Work instructions >> Go through the entries one line at a time, and gather every line that has the word "ylabel".

┏━━

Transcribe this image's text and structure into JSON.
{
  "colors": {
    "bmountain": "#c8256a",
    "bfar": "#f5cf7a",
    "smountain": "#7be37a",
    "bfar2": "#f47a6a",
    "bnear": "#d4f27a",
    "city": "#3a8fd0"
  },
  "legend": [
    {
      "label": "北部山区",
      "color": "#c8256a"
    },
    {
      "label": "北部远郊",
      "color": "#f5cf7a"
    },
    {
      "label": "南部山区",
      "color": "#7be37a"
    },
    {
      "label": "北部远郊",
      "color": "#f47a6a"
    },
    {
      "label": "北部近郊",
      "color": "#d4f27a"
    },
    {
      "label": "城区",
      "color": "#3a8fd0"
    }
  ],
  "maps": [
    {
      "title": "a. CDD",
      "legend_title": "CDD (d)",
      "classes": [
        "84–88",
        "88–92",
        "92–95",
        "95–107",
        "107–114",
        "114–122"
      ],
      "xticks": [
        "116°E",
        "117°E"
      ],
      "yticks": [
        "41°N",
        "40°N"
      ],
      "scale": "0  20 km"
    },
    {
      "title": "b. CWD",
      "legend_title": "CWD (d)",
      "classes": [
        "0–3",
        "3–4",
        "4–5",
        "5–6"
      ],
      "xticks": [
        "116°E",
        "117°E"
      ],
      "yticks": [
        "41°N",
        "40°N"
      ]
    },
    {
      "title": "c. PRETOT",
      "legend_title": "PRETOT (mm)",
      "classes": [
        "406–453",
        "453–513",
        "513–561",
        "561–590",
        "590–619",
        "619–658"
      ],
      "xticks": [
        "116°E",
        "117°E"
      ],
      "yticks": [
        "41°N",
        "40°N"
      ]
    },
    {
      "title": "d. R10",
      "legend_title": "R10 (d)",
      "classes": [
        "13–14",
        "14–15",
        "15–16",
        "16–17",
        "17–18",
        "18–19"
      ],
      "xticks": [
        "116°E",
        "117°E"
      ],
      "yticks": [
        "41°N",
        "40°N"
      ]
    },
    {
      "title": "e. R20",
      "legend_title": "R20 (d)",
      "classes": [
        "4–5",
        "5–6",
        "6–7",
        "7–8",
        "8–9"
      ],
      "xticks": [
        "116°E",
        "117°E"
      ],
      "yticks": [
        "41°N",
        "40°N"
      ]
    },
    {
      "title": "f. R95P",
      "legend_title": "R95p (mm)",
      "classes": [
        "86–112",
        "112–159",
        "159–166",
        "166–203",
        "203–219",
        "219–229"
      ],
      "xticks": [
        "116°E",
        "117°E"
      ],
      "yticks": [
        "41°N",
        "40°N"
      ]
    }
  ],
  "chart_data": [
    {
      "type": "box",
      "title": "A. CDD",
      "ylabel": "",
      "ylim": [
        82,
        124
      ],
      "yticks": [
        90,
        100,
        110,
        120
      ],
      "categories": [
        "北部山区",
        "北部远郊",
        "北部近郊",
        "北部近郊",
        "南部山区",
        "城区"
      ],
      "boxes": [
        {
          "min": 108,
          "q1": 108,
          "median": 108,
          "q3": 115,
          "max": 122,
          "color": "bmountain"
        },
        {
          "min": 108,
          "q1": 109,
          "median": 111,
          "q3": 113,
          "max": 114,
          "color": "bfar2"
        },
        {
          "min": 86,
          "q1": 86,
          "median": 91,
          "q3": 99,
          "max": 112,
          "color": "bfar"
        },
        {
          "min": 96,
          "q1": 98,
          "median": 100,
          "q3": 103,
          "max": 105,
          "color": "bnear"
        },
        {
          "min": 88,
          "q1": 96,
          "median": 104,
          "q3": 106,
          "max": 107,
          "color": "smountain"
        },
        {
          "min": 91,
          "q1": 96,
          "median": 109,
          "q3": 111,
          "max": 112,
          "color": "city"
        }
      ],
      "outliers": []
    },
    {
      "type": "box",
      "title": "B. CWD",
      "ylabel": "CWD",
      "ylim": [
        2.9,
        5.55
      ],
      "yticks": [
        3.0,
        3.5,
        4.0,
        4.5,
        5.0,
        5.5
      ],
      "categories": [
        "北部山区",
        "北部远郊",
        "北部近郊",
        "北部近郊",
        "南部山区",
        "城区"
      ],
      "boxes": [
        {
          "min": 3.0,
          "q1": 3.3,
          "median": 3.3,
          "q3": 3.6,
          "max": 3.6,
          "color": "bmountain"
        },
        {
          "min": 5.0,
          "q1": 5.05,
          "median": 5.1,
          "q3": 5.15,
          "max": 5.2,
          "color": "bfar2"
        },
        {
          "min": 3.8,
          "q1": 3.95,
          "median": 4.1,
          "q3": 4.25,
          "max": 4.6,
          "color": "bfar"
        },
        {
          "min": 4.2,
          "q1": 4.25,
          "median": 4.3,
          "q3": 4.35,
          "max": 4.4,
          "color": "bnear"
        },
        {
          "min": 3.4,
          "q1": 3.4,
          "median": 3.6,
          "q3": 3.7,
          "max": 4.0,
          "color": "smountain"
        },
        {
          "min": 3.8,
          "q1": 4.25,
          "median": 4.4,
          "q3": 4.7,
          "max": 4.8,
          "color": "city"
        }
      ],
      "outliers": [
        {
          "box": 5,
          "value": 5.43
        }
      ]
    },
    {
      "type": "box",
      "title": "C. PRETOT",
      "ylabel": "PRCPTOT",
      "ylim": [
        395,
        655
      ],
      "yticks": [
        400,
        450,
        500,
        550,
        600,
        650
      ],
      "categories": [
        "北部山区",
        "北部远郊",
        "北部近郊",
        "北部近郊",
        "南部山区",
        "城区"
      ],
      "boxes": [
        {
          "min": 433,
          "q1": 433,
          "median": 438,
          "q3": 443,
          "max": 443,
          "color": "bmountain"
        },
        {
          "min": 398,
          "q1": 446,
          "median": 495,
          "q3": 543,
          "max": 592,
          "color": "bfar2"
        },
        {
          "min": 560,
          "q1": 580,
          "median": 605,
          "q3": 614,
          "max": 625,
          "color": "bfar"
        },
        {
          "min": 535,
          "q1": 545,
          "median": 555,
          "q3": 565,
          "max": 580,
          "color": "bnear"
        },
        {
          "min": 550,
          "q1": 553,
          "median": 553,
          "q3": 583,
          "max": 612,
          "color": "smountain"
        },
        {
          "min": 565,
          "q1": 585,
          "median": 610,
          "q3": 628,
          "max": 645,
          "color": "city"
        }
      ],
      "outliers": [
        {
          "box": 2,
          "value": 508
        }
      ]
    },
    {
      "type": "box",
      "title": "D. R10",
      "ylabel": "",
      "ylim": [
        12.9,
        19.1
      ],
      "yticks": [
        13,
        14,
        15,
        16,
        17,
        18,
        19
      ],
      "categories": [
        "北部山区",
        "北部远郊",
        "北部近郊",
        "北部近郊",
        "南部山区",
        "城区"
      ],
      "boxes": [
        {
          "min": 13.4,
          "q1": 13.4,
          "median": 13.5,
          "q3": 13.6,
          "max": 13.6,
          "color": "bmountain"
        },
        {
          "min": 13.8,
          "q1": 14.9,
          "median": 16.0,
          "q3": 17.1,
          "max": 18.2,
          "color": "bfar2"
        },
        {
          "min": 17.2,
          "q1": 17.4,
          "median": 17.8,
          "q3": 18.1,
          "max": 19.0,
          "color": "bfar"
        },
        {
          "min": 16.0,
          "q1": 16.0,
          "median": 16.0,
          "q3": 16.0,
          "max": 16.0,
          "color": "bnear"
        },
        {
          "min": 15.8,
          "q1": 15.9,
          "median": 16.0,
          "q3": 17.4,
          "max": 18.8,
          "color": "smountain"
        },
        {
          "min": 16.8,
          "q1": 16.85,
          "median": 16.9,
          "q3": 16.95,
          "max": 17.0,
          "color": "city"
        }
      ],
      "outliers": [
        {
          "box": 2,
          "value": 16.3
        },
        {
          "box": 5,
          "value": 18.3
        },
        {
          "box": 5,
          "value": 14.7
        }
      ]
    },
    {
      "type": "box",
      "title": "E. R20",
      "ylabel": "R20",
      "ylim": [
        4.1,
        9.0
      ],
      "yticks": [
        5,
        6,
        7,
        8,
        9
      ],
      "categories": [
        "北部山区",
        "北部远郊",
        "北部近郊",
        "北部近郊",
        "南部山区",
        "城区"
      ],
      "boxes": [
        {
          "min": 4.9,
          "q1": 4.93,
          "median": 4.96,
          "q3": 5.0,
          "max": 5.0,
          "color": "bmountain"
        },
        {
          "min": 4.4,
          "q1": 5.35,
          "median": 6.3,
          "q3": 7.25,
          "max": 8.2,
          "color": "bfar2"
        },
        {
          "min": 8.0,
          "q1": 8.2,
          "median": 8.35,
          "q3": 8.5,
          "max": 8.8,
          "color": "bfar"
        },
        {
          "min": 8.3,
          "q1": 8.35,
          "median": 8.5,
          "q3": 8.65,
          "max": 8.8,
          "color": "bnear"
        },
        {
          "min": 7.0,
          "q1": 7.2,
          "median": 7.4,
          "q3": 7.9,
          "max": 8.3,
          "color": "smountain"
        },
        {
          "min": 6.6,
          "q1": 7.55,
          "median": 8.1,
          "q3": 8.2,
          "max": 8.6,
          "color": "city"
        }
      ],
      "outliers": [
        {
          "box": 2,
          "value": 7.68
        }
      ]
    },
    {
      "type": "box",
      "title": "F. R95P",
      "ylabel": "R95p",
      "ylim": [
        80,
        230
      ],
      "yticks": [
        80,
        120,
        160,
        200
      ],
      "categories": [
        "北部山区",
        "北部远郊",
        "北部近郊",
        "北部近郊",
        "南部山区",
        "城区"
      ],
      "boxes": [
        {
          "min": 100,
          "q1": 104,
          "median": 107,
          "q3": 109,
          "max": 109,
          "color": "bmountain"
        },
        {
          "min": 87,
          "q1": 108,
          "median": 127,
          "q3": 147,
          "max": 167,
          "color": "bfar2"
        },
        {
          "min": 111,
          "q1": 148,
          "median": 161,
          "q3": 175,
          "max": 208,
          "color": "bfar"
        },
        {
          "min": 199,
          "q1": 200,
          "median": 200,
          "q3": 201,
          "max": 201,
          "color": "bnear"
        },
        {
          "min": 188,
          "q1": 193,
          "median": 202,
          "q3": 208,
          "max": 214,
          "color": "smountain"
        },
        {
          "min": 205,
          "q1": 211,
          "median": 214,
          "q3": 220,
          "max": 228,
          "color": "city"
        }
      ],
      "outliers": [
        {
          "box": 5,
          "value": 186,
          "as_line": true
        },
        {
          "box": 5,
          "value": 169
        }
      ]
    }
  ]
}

┗━━

Output below >>
      "ylabel": "",
      "ylabel": "CWD",
      "ylabel": "PRCPTOT",
      "ylabel": "",
      "ylabel": "R20",
      "ylabel": "R95p",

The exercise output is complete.